* [Requirement]:
Reproduce the full listing below unchanged, apart from the pictures.

***

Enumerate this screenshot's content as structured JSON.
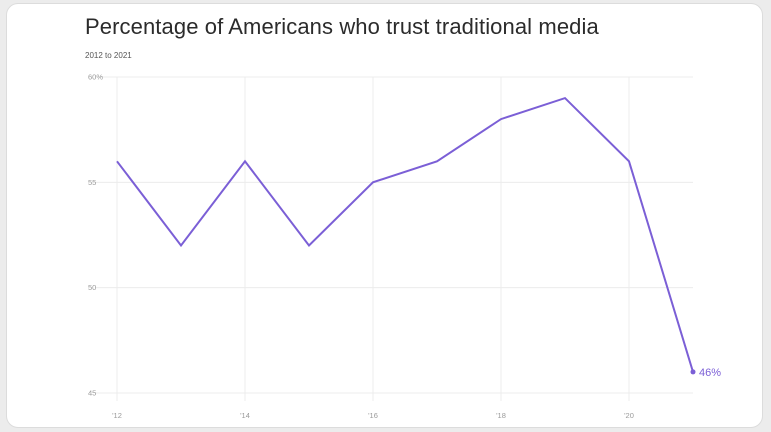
{
  "chart_data": {
    "type": "line",
    "title": "Percentage of Americans who trust traditional media",
    "subtitle": "2012 to 2021",
    "x": [
      2012,
      2013,
      2014,
      2015,
      2016,
      2017,
      2018,
      2019,
      2020,
      2021
    ],
    "x_tick_labels": [
      "'12",
      "'14",
      "'16",
      "'18",
      "'20"
    ],
    "x_tick_values": [
      2012,
      2014,
      2016,
      2018,
      2020
    ],
    "y_tick_labels": [
      "60%",
      "55",
      "50",
      "45"
    ],
    "y_tick_values": [
      60,
      55,
      50,
      45
    ],
    "xlim": [
      2012,
      2021
    ],
    "ylim": [
      45,
      60
    ],
    "grid": true,
    "series": [
      {
        "values": [
          56,
          52,
          56,
          52,
          55,
          56,
          58,
          59,
          56,
          46
        ],
        "color": "#7b5fd6"
      }
    ],
    "end_label": "46%"
  }
}
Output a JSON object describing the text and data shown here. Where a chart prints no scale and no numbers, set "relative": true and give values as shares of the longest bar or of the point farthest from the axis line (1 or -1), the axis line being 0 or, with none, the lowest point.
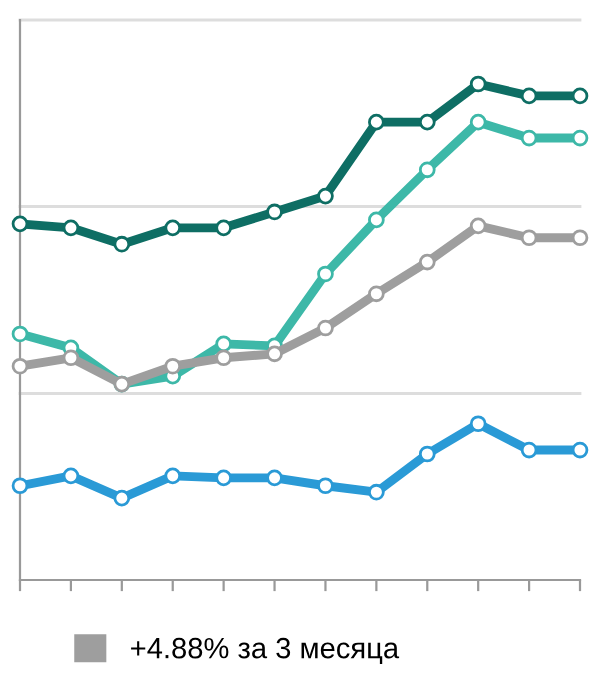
{
  "chart_data": {
    "type": "line",
    "relative": true,
    "categories": [
      null,
      null,
      null,
      null,
      null,
      null,
      null,
      null,
      null,
      null,
      null,
      null
    ],
    "series": [
      {
        "color": "#0e6e64",
        "values": [
          0.718,
          0.71,
          0.677,
          0.71,
          0.71,
          0.742,
          0.774,
          0.923,
          0.923,
          1.0,
          0.976,
          0.976
        ]
      },
      {
        "color": "#3db8a8",
        "values": [
          0.496,
          0.468,
          0.395,
          0.411,
          0.476,
          0.472,
          0.617,
          0.726,
          0.827,
          0.923,
          0.891,
          0.891
        ]
      },
      {
        "name": "+4.88% за 3 месяца",
        "color": "#9e9e9e",
        "values": [
          0.431,
          0.448,
          0.395,
          0.431,
          0.448,
          0.456,
          0.508,
          0.577,
          0.641,
          0.714,
          0.69,
          0.69
        ]
      },
      {
        "color": "#2a9ad6",
        "values": [
          0.19,
          0.21,
          0.165,
          0.21,
          0.206,
          0.206,
          0.19,
          0.177,
          0.254,
          0.315,
          0.262,
          0.262
        ]
      }
    ],
    "ref_lines": [
      {
        "axis": "y",
        "value": 0.376,
        "color": "#dddddd"
      },
      {
        "axis": "y",
        "value": 0.753,
        "color": "#dddddd"
      },
      {
        "axis": "y",
        "value": 1.129,
        "color": "#dddddd"
      }
    ],
    "marker": "circle",
    "line_style": "solid",
    "legend": "bottom"
  }
}
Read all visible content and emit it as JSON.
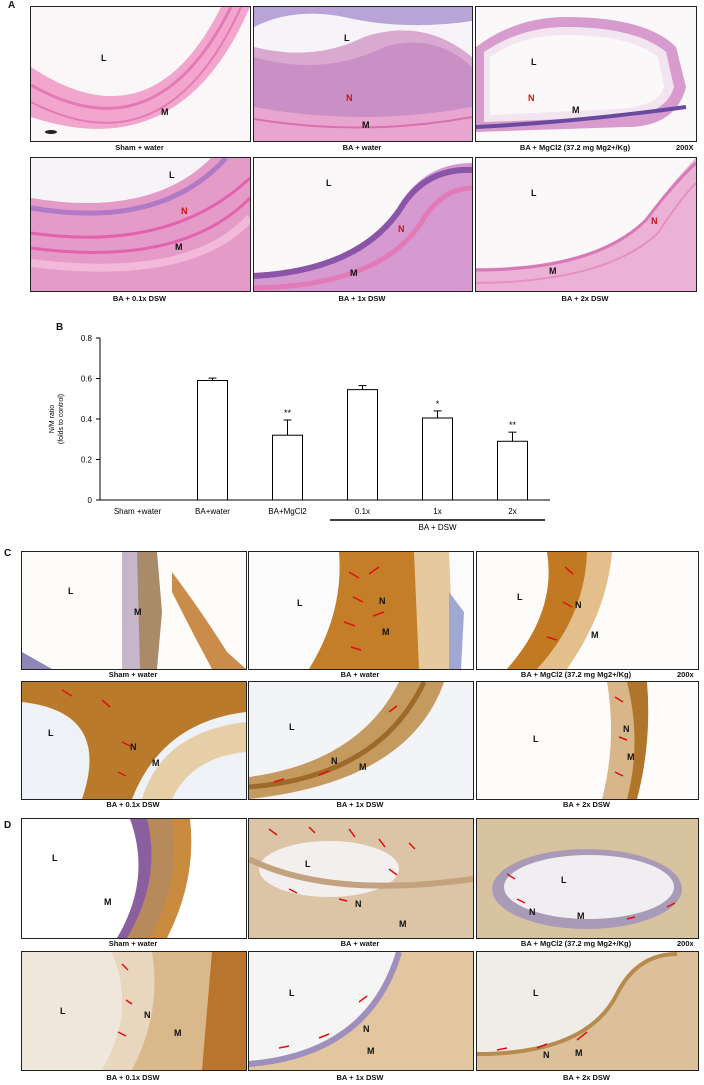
{
  "panels": {
    "A": {
      "letter": "A",
      "magnification": "200X",
      "captions": [
        "Sham + water",
        "BA + water",
        "BA + MgCl2 (37.2 mg Mg2+/Kg)",
        "BA + 0.1x DSW",
        "BA + 1x DSW",
        "BA + 2x DSW"
      ]
    },
    "B": {
      "letter": "B"
    },
    "C": {
      "letter": "C",
      "magnification": "200x",
      "captions": [
        "Sham + water",
        "BA + water",
        "BA + MgCl2 (37.2 mg Mg2+/Kg)",
        "BA + 0.1x DSW",
        "BA + 1x DSW",
        "BA + 2x DSW"
      ]
    },
    "D": {
      "letter": "D",
      "magnification": "200x",
      "captions": [
        "Sham + water",
        "BA + water",
        "BA + MgCl2 (37.2 mg Mg2+/Kg)",
        "BA + 0.1x DSW",
        "BA + 1x DSW",
        "BA + 2x DSW"
      ]
    }
  },
  "labels": {
    "L": "L",
    "M": "M",
    "N": "N"
  },
  "colors": {
    "he_pink": "#e98fc0",
    "he_purple": "#6b5aa8",
    "ihc_brown": "#b8741e",
    "ihc_tan": "#d9b27a",
    "arrow_red": "#e01010"
  },
  "chart_data": {
    "type": "bar",
    "ylabel": "N/M ratio\n(folds to control)",
    "ylim": [
      0,
      0.8
    ],
    "yticks": [
      "0",
      "0.2",
      "0.4",
      "0.6",
      "0.8"
    ],
    "categories": [
      "Sham +water",
      "BA+water",
      "BA+MgCl2",
      "0.1x",
      "1x",
      "2x"
    ],
    "values": [
      0,
      0.59,
      0.32,
      0.545,
      0.405,
      0.29
    ],
    "errors": [
      0,
      0.012,
      0.075,
      0.02,
      0.035,
      0.045
    ],
    "significance": [
      "",
      "",
      "**",
      "",
      "*",
      "**"
    ],
    "group_label": "BA + DSW",
    "group_members": [
      "0.1x",
      "1x",
      "2x"
    ]
  }
}
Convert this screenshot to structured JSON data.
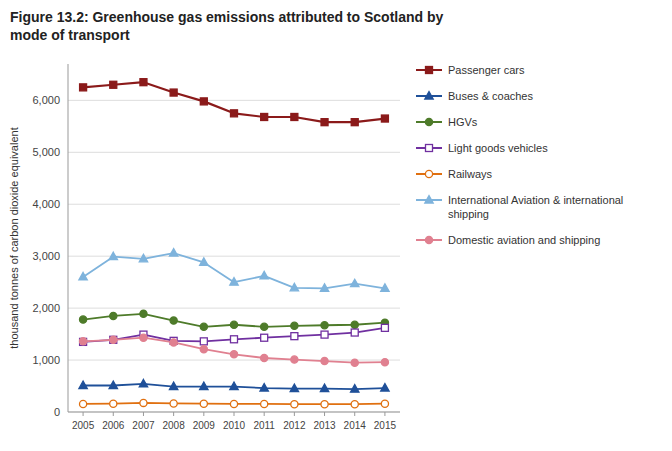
{
  "chart_data": {
    "type": "line",
    "title": "Figure 13.2: Greenhouse gas emissions attributed to Scotland by\nmode of transport",
    "y_label": "thousand tonnes of carbon dioxide equivalent",
    "x": [
      2005,
      2006,
      2007,
      2008,
      2009,
      2010,
      2011,
      2012,
      2013,
      2014,
      2015
    ],
    "xlim": [
      2004.5,
      2015.5
    ],
    "xticks": [
      2005,
      2006,
      2007,
      2008,
      2009,
      2010,
      2011,
      2012,
      2013,
      2014,
      2015
    ],
    "ylim": [
      0,
      6700
    ],
    "yticks": [
      0,
      {
        "value": 1000,
        "label": "1,000"
      },
      {
        "value": 2000,
        "label": "2,000"
      },
      {
        "value": 3000,
        "label": "3,000"
      },
      {
        "value": 4000,
        "label": "4,000"
      },
      {
        "value": 5000,
        "label": "5,000"
      },
      {
        "value": 6000,
        "label": "6,000"
      }
    ],
    "grid": true,
    "legend": "right",
    "series": [
      {
        "name": "Passenger cars",
        "color": "#8B1A1A",
        "marker": "square",
        "values": [
          6250,
          6300,
          6350,
          6150,
          5980,
          5750,
          5680,
          5680,
          5580,
          5580,
          5650
        ]
      },
      {
        "name": "Buses & coaches",
        "color": "#1F5099",
        "marker": "triangle",
        "values": [
          510,
          510,
          540,
          490,
          490,
          490,
          460,
          450,
          450,
          440,
          460
        ]
      },
      {
        "name": "HGVs",
        "color": "#4E7B2A",
        "marker": "circle",
        "values": [
          1780,
          1850,
          1890,
          1760,
          1640,
          1680,
          1640,
          1660,
          1670,
          1680,
          1720
        ]
      },
      {
        "name": "Light goods vehicles",
        "color": "#7030A0",
        "marker": "square-open",
        "values": [
          1350,
          1390,
          1490,
          1370,
          1360,
          1400,
          1430,
          1460,
          1490,
          1530,
          1620
        ]
      },
      {
        "name": "Railways",
        "color": "#E07010",
        "marker": "circle-open",
        "values": [
          155,
          160,
          175,
          165,
          160,
          155,
          155,
          150,
          150,
          150,
          160
        ]
      },
      {
        "name": "International Aviation & international shipping",
        "color": "#7EB3DC",
        "marker": "triangle",
        "values": [
          2600,
          2990,
          2950,
          3060,
          2880,
          2500,
          2620,
          2390,
          2380,
          2470,
          2380
        ]
      },
      {
        "name": "Domestic aviation and shipping",
        "color": "#E08090",
        "marker": "circle",
        "values": [
          1360,
          1390,
          1430,
          1340,
          1210,
          1110,
          1040,
          1010,
          980,
          950,
          960
        ]
      }
    ]
  }
}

***

* [Exercise answer]:
Enumerate this screenshot's content as structured JSON.
{
  "chart_data": {
    "type": "line",
    "title": "Percentage of Americans who trust traditional media",
    "subtitle": "2012 to 2021",
    "x": [
      2012,
      2013,
      2014,
      2015,
      2016,
      2017,
      2018,
      2019,
      2020,
      2021
    ],
    "x_tick_labels": [
      "'12",
      "'14",
      "'16",
      "'18",
      "'20"
    ],
    "x_tick_values": [
      2012,
      2014,
      2016,
      2018,
      2020
    ],
    "y_tick_labels": [
      "60%",
      "55",
      "50",
      "45"
    ],
    "y_tick_values": [
      60,
      55,
      50,
      45
    ],
    "xlim": [
      2012,
      2021
    ],
    "ylim": [
      45,
      60
    ],
    "grid": true,
    "series": [
      {
        "values": [
          56,
          52,
          56,
          52,
          55,
          56,
          58,
          59,
          56,
          46
        ],
        "color": "#7b5fd6"
      }
    ],
    "end_label": "46%"
  }
}
Output a JSON object describing the text and data shown here. Where a chart prints no scale and no numbers, set "relative": true and give values as shares of the longest bar or of the point farthest from the axis line (1 or -1), the axis line being 0 or, with none, the lowest point.
{
  "chart_data": {
    "type": "line",
    "relative": true,
    "categories": [
      null,
      null,
      null,
      null,
      null,
      null,
      null,
      null,
      null,
      null,
      null,
      null
    ],
    "series": [
      {
        "color": "#0e6e64",
        "values": [
          0.718,
          0.71,
          0.677,
          0.71,
          0.71,
          0.742,
          0.774,
          0.923,
          0.923,
          1.0,
          0.976,
          0.976
        ]
      },
      {
        "color": "#3db8a8",
        "values": [
          0.496,
          0.468,
          0.395,
          0.411,
          0.476,
          0.472,
          0.617,
          0.726,
          0.827,
          0.923,
          0.891,
          0.891
        ]
      },
      {
        "name": "+4.88% за 3 месяца",
        "color": "#9e9e9e",
        "values": [
          0.431,
          0.448,
          0.395,
          0.431,
          0.448,
          0.456,
          0.508,
          0.577,
          0.641,
          0.714,
          0.69,
          0.69
        ]
      },
      {
        "color": "#2a9ad6",
        "values": [
          0.19,
          0.21,
          0.165,
          0.21,
          0.206,
          0.206,
          0.19,
          0.177,
          0.254,
          0.315,
          0.262,
          0.262
        ]
      }
    ],
    "ref_lines": [
      {
        "axis": "y",
        "value": 0.376,
        "color": "#dddddd"
      },
      {
        "axis": "y",
        "value": 0.753,
        "color": "#dddddd"
      },
      {
        "axis": "y",
        "value": 1.129,
        "color": "#dddddd"
      }
    ],
    "marker": "circle",
    "line_style": "solid",
    "legend": "bottom"
  }
}
Read all visible content and emit it as JSON.
{
  "panels": {
    "A": {
      "letter": "A",
      "magnification": "200X",
      "captions": [
        "Sham + water",
        "BA + water",
        "BA + MgCl2 (37.2 mg Mg2+/Kg)",
        "BA + 0.1x DSW",
        "BA + 1x DSW",
        "BA + 2x DSW"
      ]
    },
    "B": {
      "letter": "B"
    },
    "C": {
      "letter": "C",
      "magnification": "200x",
      "captions": [
        "Sham + water",
        "BA + water",
        "BA + MgCl2 (37.2 mg Mg2+/Kg)",
        "BA + 0.1x DSW",
        "BA + 1x DSW",
        "BA + 2x DSW"
      ]
    },
    "D": {
      "letter": "D",
      "magnification": "200x",
      "captions": [
        "Sham + water",
        "BA + water",
        "BA + MgCl2 (37.2 mg Mg2+/Kg)",
        "BA + 0.1x DSW",
        "BA + 1x DSW",
        "BA + 2x DSW"
      ]
    }
  },
  "labels": {
    "L": "L",
    "M": "M",
    "N": "N"
  },
  "colors": {
    "he_pink": "#e98fc0",
    "he_purple": "#6b5aa8",
    "ihc_brown": "#b8741e",
    "ihc_tan": "#d9b27a",
    "arrow_red": "#e01010"
  },
  "chart_data": {
    "type": "bar",
    "ylabel": "N/M ratio\n(folds to control)",
    "ylim": [
      0,
      0.8
    ],
    "yticks": [
      "0",
      "0.2",
      "0.4",
      "0.6",
      "0.8"
    ],
    "categories": [
      "Sham +water",
      "BA+water",
      "BA+MgCl2",
      "0.1x",
      "1x",
      "2x"
    ],
    "values": [
      0,
      0.59,
      0.32,
      0.545,
      0.405,
      0.29
    ],
    "errors": [
      0,
      0.012,
      0.075,
      0.02,
      0.035,
      0.045
    ],
    "significance": [
      "",
      "",
      "**",
      "",
      "*",
      "**"
    ],
    "group_label": "BA + DSW",
    "group_members": [
      "0.1x",
      "1x",
      "2x"
    ]
  }
}
Convert this screenshot to structured JSON data.
{
  "chart_data": {
    "type": "line",
    "title": "Figure 13.2: Greenhouse gas emissions attributed to Scotland by\nmode of transport",
    "y_label": "thousand tonnes of carbon dioxide equivalent",
    "x": [
      2005,
      2006,
      2007,
      2008,
      2009,
      2010,
      2011,
      2012,
      2013,
      2014,
      2015
    ],
    "xlim": [
      2004.5,
      2015.5
    ],
    "xticks": [
      2005,
      2006,
      2007,
      2008,
      2009,
      2010,
      2011,
      2012,
      2013,
      2014,
      2015
    ],
    "ylim": [
      0,
      6700
    ],
    "yticks": [
      0,
      {
        "value": 1000,
        "label": "1,000"
      },
      {
        "value": 2000,
        "label": "2,000"
      },
      {
        "value": 3000,
        "label": "3,000"
      },
      {
        "value": 4000,
        "label": "4,000"
      },
      {
        "value": 5000,
        "label": "5,000"
      },
      {
        "value": 6000,
        "label": "6,000"
      }
    ],
    "grid": true,
    "legend": "right",
    "series": [
      {
        "name": "Passenger cars",
        "color": "#8B1A1A",
        "marker": "square",
        "values": [
          6250,
          6300,
          6350,
          6150,
          5980,
          5750,
          5680,
          5680,
          5580,
          5580,
          5650
        ]
      },
      {
        "name": "Buses & coaches",
        "color": "#1F5099",
        "marker": "triangle",
        "values": [
          510,
          510,
          540,
          490,
          490,
          490,
          460,
          450,
          450,
          440,
          460
        ]
      },
      {
        "name": "HGVs",
        "color": "#4E7B2A",
        "marker": "circle",
        "values": [
          1780,
          1850,
          1890,
          1760,
          1640,
          1680,
          1640,
          1660,
          1670,
          1680,
          1720
        ]
      },
      {
        "name": "Light goods vehicles",
        "color": "#7030A0",
        "marker": "square-open",
        "values": [
          1350,
          1390,
          1490,
          1370,
          1360,
          1400,
          1430,
          1460,
          1490,
          1530,
          1620
        ]
      },
      {
        "name": "Railways",
        "color": "#E07010",
        "marker": "circle-open",
        "values": [
          155,
          160,
          175,
          165,
          160,
          155,
          155,
          150,
          150,
          150,
          160
        ]
      },
      {
        "name": "International Aviation & international shipping",
        "color": "#7EB3DC",
        "marker": "triangle",
        "values": [
          2600,
          2990,
          2950,
          3060,
          2880,
          2500,
          2620,
          2390,
          2380,
          2470,
          2380
        ]
      },
      {
        "name": "Domestic aviation and shipping",
        "color": "#E08090",
        "marker": "circle",
        "values": [
          1360,
          1390,
          1430,
          1340,
          1210,
          1110,
          1040,
          1010,
          980,
          950,
          960
        ]
      }
    ]
  }
}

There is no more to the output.